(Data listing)
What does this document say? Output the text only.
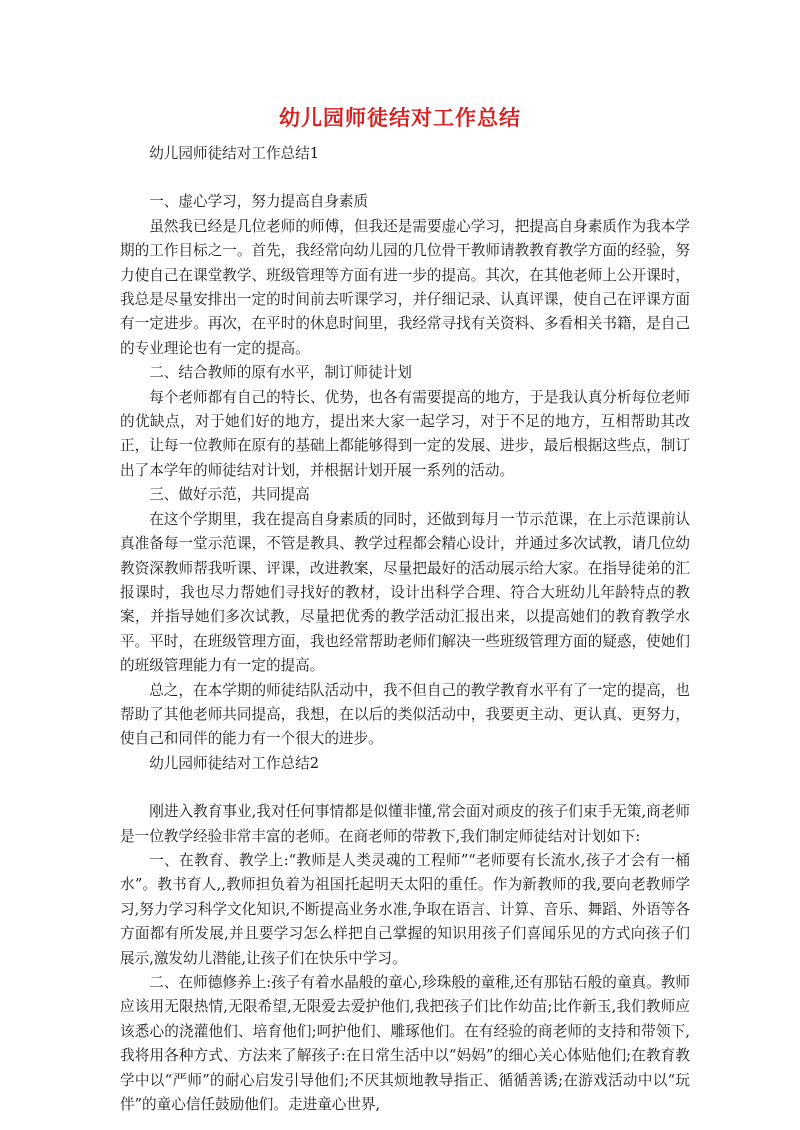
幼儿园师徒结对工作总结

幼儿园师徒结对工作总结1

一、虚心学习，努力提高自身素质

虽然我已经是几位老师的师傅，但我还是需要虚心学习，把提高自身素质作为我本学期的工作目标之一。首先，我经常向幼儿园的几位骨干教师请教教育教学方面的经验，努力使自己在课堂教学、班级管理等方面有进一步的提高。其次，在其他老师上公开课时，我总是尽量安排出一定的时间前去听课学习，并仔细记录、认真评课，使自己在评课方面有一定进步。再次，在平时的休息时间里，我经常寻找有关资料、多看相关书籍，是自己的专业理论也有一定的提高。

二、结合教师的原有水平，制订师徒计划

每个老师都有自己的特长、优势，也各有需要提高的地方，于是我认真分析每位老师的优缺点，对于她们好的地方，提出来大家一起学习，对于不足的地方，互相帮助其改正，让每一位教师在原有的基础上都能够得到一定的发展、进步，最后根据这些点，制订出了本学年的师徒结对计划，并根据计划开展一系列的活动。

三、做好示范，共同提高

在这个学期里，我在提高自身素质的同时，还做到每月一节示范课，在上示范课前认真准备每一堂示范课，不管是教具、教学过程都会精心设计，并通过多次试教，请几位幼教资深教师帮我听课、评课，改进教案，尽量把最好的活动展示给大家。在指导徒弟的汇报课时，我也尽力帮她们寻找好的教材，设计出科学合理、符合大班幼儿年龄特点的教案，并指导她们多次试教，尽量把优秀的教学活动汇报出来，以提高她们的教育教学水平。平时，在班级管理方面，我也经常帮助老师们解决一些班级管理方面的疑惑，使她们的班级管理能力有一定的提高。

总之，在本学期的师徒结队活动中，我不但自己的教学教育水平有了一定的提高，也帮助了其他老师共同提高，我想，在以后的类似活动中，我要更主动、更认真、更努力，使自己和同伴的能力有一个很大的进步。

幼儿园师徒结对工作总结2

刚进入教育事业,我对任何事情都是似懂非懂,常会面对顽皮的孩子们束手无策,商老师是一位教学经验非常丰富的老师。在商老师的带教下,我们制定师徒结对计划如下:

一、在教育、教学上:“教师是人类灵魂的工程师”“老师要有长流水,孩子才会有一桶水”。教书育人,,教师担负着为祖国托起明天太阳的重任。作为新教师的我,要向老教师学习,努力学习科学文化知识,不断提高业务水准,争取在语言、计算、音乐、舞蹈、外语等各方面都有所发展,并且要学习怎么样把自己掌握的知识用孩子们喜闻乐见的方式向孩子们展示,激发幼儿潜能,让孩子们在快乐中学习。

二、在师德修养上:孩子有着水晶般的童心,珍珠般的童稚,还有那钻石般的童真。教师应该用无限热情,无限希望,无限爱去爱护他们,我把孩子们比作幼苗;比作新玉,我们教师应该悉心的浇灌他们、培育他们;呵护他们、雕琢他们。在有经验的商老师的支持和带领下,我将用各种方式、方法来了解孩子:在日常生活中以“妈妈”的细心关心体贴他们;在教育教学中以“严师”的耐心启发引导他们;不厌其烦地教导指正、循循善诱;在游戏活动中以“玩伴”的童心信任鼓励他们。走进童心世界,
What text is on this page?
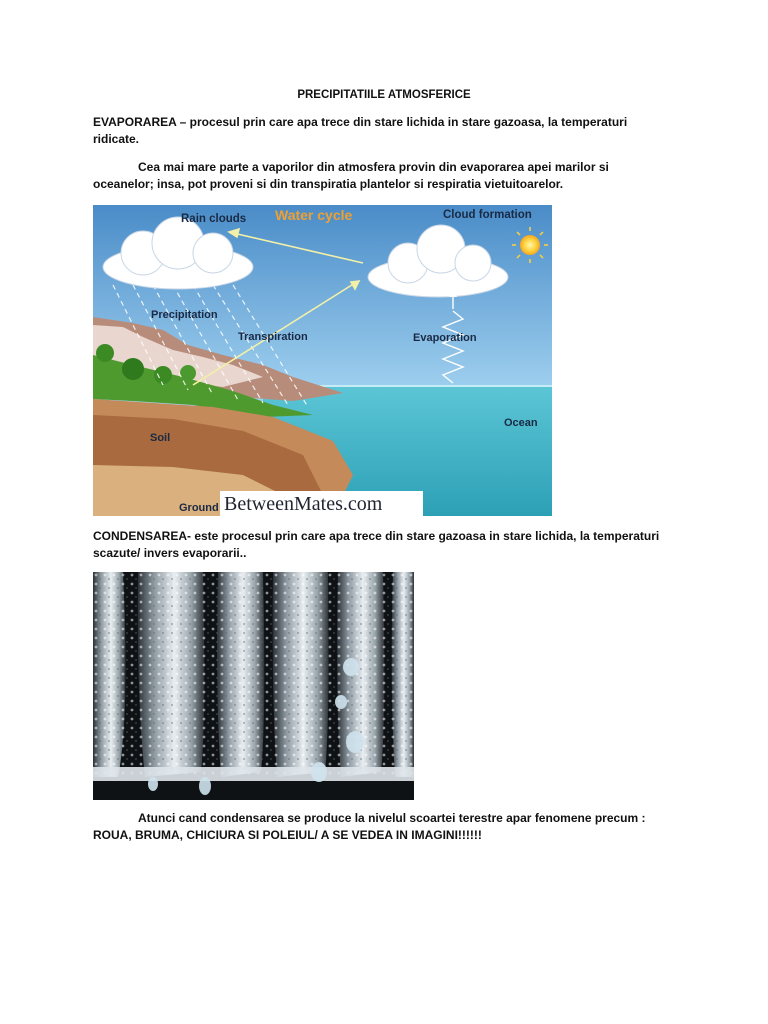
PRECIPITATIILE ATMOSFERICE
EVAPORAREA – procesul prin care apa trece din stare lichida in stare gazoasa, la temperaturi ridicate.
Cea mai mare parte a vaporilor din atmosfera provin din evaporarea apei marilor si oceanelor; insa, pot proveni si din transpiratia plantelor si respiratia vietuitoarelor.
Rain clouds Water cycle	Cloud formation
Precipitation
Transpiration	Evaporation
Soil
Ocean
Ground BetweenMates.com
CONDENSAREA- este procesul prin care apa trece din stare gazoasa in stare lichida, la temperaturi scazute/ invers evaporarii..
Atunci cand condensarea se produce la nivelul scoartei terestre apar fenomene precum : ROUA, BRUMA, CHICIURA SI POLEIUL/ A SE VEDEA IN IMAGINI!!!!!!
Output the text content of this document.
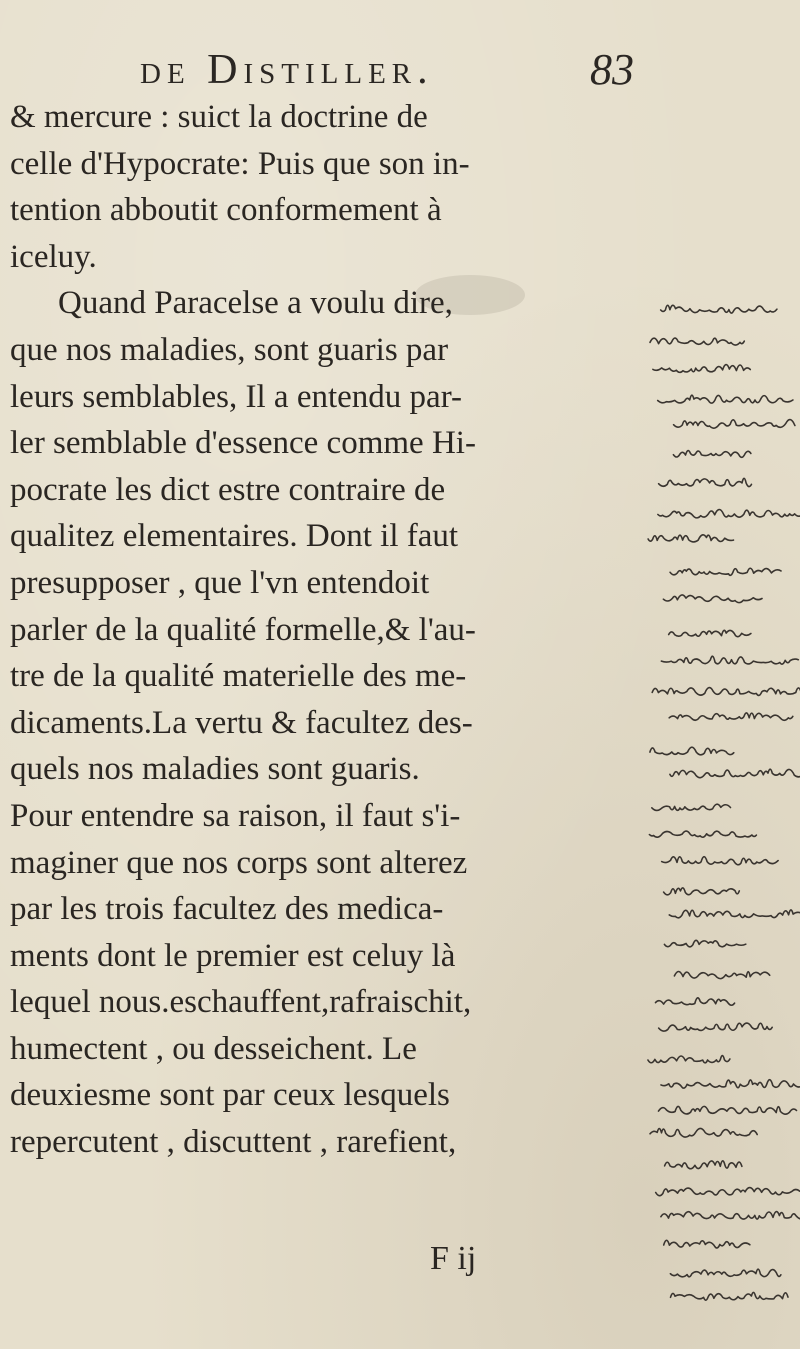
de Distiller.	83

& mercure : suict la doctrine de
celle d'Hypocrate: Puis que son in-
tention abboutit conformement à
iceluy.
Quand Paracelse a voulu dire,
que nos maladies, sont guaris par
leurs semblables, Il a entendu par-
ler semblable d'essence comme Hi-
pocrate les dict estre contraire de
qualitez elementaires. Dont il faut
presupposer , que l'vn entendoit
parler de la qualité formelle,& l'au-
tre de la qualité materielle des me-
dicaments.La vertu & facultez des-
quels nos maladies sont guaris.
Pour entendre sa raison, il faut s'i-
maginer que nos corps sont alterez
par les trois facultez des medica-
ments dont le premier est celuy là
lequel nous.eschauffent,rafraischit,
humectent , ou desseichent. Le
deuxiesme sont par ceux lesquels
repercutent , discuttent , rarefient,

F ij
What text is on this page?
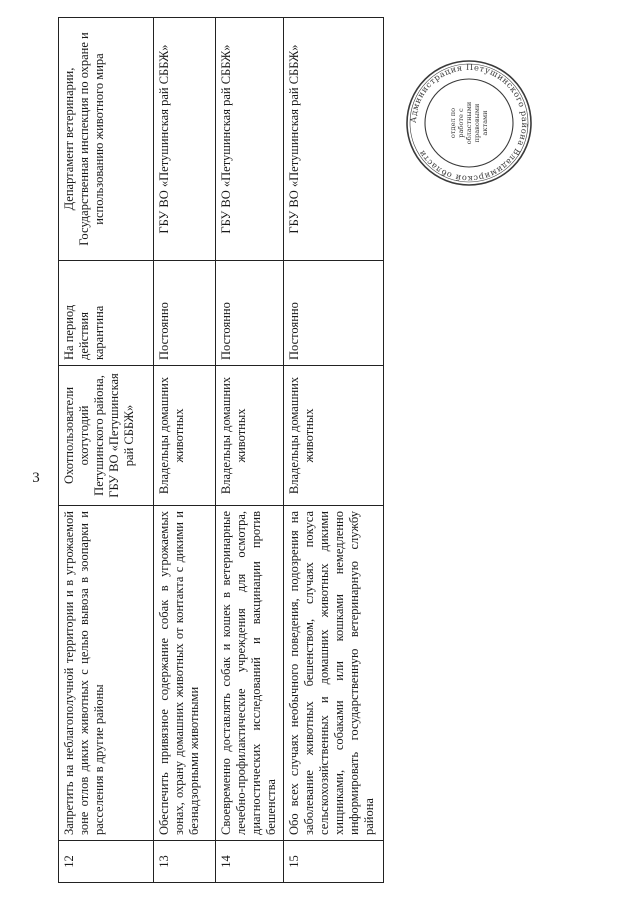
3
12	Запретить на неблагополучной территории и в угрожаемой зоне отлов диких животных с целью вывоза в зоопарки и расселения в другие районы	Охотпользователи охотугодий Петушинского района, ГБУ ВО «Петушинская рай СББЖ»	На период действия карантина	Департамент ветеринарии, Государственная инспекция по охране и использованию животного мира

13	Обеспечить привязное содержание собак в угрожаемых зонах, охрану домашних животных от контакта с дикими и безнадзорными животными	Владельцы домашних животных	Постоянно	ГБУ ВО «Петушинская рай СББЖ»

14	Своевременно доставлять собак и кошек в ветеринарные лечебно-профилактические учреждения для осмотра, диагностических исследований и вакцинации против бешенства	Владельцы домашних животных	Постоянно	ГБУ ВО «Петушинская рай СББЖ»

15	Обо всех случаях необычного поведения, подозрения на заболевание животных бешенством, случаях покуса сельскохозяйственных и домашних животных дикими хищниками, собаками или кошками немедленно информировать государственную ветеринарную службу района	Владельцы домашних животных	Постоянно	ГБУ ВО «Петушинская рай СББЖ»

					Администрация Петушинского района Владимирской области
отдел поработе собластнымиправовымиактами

_Written instruction_
Copy out all lines that carry the word "gazoasa".

_Solution to this problem_
EVAPORAREA – procesul prin care apa trece din stare lichida in stare gazoasa, la temperaturi ridicate.
CONDENSAREA- este procesul prin care apa trece din stare gazoasa in stare lichida, la temperaturi scazute/ invers evaporarii..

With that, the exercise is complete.